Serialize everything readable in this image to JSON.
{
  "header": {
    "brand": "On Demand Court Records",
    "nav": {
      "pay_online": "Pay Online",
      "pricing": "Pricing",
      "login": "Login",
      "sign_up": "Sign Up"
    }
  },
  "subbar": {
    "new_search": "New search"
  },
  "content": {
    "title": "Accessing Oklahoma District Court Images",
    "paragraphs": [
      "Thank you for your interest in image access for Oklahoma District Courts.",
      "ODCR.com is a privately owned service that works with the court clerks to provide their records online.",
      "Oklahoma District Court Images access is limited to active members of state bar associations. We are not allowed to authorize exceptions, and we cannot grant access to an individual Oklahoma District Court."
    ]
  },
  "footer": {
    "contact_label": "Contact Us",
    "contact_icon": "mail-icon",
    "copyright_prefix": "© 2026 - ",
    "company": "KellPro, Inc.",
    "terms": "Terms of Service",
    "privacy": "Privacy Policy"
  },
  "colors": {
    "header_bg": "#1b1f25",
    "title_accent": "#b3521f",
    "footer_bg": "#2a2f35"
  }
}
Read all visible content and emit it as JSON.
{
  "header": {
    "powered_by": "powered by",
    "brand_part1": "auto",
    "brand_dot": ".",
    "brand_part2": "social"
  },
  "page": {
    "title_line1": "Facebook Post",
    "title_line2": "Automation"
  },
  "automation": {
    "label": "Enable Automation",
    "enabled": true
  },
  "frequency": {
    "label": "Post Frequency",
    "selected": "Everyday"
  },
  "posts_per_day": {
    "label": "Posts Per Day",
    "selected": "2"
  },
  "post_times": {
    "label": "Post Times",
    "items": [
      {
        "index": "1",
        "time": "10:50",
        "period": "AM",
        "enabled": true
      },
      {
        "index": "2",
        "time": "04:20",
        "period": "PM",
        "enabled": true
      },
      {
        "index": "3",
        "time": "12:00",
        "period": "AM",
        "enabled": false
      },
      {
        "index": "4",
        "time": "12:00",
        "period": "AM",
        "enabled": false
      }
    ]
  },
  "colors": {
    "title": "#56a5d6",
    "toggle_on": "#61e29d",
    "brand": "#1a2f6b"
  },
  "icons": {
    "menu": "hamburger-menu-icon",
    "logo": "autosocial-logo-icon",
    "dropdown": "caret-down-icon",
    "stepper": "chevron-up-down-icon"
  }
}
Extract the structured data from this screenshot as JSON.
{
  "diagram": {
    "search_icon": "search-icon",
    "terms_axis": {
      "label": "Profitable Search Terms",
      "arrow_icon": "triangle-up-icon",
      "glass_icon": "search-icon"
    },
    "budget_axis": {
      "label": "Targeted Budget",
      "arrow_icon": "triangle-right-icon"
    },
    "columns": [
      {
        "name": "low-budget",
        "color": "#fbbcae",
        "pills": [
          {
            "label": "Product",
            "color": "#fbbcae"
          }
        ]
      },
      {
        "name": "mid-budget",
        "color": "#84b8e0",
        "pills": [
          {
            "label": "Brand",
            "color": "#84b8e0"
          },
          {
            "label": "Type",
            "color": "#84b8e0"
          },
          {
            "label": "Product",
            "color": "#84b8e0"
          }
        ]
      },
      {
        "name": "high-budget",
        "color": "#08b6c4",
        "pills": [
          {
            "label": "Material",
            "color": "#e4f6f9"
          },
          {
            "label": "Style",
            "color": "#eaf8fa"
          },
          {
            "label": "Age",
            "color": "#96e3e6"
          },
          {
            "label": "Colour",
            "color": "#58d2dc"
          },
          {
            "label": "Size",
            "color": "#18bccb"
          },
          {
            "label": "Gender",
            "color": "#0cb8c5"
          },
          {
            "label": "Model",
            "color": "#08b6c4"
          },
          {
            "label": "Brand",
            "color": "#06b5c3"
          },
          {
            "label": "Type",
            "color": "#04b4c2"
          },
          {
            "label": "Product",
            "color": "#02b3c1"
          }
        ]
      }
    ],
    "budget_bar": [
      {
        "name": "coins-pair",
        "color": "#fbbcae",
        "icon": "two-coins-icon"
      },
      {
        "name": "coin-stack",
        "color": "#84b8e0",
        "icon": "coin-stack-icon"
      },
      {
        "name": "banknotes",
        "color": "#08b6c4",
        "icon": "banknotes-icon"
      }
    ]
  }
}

┄┄┄┄┄┄┄┄┄┄┄┄┄┄┄┄┄┄┄┄

Provide an exact reproduction of all the entries shown above.

Serialize everything readable in this image to JSON.
{
  "header": {
    "brand": "On Demand Court Records",
    "nav": {
      "pay_online": "Pay Online",
      "pricing": "Pricing",
      "login": "Login",
      "sign_up": "Sign Up"
    }
  },
  "subbar": {
    "new_search": "New search"
  },
  "content": {
    "title": "Accessing Oklahoma District Court Images",
    "paragraphs": [
      "Thank you for your interest in image access for Oklahoma District Courts.",
      "ODCR.com is a privately owned service that works with the court clerks to provide their records online.",
      "Oklahoma District Court Images access is limited to active members of state bar associations. We are not allowed to authorize exceptions, and we cannot grant access to an individual Oklahoma District Court."
    ]
  },
  "footer": {
    "contact_label": "Contact Us",
    "contact_icon": "mail-icon",
    "copyright_prefix": "© 2026 - ",
    "company": "KellPro, Inc.",
    "terms": "Terms of Service",
    "privacy": "Privacy Policy"
  },
  "colors": {
    "header_bg": "#1b1f25",
    "title_accent": "#b3521f",
    "footer_bg": "#2a2f35"
  }
}
Read all visible content and emit it as JSON.
{
  "header": {
    "powered_by": "powered by",
    "brand_part1": "auto",
    "brand_dot": ".",
    "brand_part2": "social"
  },
  "page": {
    "title_line1": "Facebook Post",
    "title_line2": "Automation"
  },
  "automation": {
    "label": "Enable Automation",
    "enabled": true
  },
  "frequency": {
    "label": "Post Frequency",
    "selected": "Everyday"
  },
  "posts_per_day": {
    "label": "Posts Per Day",
    "selected": "2"
  },
  "post_times": {
    "label": "Post Times",
    "items": [
      {
        "index": "1",
        "time": "10:50",
        "period": "AM",
        "enabled": true
      },
      {
        "index": "2",
        "time": "04:20",
        "period": "PM",
        "enabled": true
      },
      {
        "index": "3",
        "time": "12:00",
        "period": "AM",
        "enabled": false
      },
      {
        "index": "4",
        "time": "12:00",
        "period": "AM",
        "enabled": false
      }
    ]
  },
  "colors": {
    "title": "#56a5d6",
    "toggle_on": "#61e29d",
    "brand": "#1a2f6b"
  },
  "icons": {
    "menu": "hamburger-menu-icon",
    "logo": "autosocial-logo-icon",
    "dropdown": "caret-down-icon",
    "stepper": "chevron-up-down-icon"
  }
}
Extract the structured data from this screenshot as JSON.
{
  "diagram": {
    "search_icon": "search-icon",
    "terms_axis": {
      "label": "Profitable Search Terms",
      "arrow_icon": "triangle-up-icon",
      "glass_icon": "search-icon"
    },
    "budget_axis": {
      "label": "Targeted Budget",
      "arrow_icon": "triangle-right-icon"
    },
    "columns": [
      {
        "name": "low-budget",
        "color": "#fbbcae",
        "pills": [
          {
            "label": "Product",
            "color": "#fbbcae"
          }
        ]
      },
      {
        "name": "mid-budget",
        "color": "#84b8e0",
        "pills": [
          {
            "label": "Brand",
            "color": "#84b8e0"
          },
          {
            "label": "Type",
            "color": "#84b8e0"
          },
          {
            "label": "Product",
            "color": "#84b8e0"
          }
        ]
      },
      {
        "name": "high-budget",
        "color": "#08b6c4",
        "pills": [
          {
            "label": "Material",
            "color": "#e4f6f9"
          },
          {
            "label": "Style",
            "color": "#eaf8fa"
          },
          {
            "label": "Age",
            "color": "#96e3e6"
          },
          {
            "label": "Colour",
            "color": "#58d2dc"
          },
          {
            "label": "Size",
            "color": "#18bccb"
          },
          {
            "label": "Gender",
            "color": "#0cb8c5"
          },
          {
            "label": "Model",
            "color": "#08b6c4"
          },
          {
            "label": "Brand",
            "color": "#06b5c3"
          },
          {
            "label": "Type",
            "color": "#04b4c2"
          },
          {
            "label": "Product",
            "color": "#02b3c1"
          }
        ]
      }
    ],
    "budget_bar": [
      {
        "name": "coins-pair",
        "color": "#fbbcae",
        "icon": "two-coins-icon"
      },
      {
        "name": "coin-stack",
        "color": "#84b8e0",
        "icon": "coin-stack-icon"
      },
      {
        "name": "banknotes",
        "color": "#08b6c4",
        "icon": "banknotes-icon"
      }
    ]
  }
}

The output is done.